*BEREITGESTELLTER TEXT:*
_ _ _ _ _
Von untergeordneter Bedeutung ist dabei das Kompetenzgerangel zwischen Bund und Kantonen im Gebäudebereich, auch wenn durchaus die Befürchtung besteht, diese Narzissmus-Konkurrenz des Wenigtuns könnte die dringlich nötige Energiewende bremsen.
Es braucht eine Betonung der Politik der Nähe – Verkehrssparen an den Beginn setzen! Aus diversen Gründen haben Gesellschaft und Politik dem „Unterwegssein“ in den letzten Jahren ein sehr hohes Gewicht gegeben. Stattdessen ist auf eine Politik der Nähe umzuschwenken, die insbesondere Anzahl und Länge der Alltagswege deutlich vermindert. Es braucht dringend – parallel zur Energiewende – eine Verkehrswende!
_ _ _ _ _
*BEREITGESTELLTE ANGABEN:*
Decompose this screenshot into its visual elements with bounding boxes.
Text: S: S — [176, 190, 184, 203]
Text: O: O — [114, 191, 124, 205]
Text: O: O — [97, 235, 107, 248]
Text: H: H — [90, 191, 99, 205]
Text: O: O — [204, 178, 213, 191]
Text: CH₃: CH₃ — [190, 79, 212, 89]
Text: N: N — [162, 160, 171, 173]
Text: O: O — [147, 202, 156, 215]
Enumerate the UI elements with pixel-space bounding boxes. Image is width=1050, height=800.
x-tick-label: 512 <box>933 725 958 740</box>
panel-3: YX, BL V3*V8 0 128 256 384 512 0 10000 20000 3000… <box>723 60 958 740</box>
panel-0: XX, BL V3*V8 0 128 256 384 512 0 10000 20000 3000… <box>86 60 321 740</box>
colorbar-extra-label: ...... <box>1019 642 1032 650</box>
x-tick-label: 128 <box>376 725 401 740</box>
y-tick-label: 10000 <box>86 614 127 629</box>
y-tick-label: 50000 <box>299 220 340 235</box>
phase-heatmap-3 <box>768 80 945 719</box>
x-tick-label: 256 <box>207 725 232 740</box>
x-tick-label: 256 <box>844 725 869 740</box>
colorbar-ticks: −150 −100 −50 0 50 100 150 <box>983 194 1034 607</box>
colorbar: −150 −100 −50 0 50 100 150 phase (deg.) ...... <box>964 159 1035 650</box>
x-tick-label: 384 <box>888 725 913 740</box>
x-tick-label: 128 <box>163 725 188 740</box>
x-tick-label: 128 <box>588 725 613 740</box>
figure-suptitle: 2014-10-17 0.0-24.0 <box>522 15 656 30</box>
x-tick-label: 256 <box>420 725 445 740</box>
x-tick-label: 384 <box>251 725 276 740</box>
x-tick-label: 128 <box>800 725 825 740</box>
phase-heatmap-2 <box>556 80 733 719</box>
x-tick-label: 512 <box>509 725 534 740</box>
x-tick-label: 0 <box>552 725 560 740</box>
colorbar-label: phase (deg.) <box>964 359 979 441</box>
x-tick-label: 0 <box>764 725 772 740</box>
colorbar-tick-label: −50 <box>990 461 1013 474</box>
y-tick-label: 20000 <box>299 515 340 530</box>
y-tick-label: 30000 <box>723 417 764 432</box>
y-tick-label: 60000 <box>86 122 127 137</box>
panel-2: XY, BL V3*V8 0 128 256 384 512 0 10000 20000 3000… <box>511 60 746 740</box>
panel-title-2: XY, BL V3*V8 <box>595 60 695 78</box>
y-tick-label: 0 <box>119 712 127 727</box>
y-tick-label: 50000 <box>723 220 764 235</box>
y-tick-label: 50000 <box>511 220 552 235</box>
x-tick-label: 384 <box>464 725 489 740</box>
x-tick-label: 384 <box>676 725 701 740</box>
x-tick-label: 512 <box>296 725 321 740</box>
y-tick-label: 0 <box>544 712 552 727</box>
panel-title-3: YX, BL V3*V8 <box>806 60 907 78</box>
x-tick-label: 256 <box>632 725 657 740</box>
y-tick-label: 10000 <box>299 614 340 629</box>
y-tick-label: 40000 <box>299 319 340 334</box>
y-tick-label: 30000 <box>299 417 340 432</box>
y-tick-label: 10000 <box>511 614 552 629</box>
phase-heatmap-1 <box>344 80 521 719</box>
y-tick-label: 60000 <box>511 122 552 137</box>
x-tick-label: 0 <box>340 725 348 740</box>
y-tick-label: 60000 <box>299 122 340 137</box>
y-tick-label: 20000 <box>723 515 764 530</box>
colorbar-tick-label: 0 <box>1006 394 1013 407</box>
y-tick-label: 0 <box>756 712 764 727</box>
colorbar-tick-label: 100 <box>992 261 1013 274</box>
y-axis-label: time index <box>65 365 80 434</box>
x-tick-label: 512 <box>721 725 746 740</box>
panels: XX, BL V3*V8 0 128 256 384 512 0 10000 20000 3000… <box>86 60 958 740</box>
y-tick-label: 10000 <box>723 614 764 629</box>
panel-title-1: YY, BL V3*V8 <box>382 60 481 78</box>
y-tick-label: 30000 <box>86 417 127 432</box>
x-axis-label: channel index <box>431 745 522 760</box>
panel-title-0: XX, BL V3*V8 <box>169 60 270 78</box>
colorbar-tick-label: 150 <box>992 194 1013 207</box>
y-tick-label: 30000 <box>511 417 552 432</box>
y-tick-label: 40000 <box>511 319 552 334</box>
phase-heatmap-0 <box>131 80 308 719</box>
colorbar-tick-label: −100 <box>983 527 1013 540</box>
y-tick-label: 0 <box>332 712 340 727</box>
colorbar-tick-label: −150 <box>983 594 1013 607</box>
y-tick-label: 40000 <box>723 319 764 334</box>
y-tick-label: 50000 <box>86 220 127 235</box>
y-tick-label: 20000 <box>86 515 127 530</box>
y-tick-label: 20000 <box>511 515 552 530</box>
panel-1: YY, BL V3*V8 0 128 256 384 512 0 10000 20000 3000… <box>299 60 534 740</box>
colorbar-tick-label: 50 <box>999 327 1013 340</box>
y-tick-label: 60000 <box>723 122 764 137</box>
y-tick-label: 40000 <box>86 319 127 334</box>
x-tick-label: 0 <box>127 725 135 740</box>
_ _ _ _ _
Führen Sie den Text zur Verkehrswende bitte dort fort, wo er aufhört. Die Auflistung ist eigenständiges Material und gehört nicht zum Text zur Verkehrswende.

*ANTWORT ZUR AUFGABE:*
Klare Haltung gegenüber Atomenergie und gegenüber den fossilen Energieträgern Öl, Gas (und Kohle)! Die Energiestrategie 2050 des Bundes verzichtet auf eine klare Fixierung des Atomausstiegs, so funktioniert dies definitiv nicht. Die Stellungnahme der Erdgaswirtschaft zeigt, dass die zwar vorhandenen, aber im Bezug auf die Klimaschutzvorgaben ungenügenden Eigenschaften des Brenn- und Treibstoffes Erdgas zumindest von Energiewirtschaftsseite überbetont werden. Es gibt nicht gute oder schlechte fossile Energieträger – alle fossilen Energieträger müssen raschmöglichst aus dem Markt verschwinden.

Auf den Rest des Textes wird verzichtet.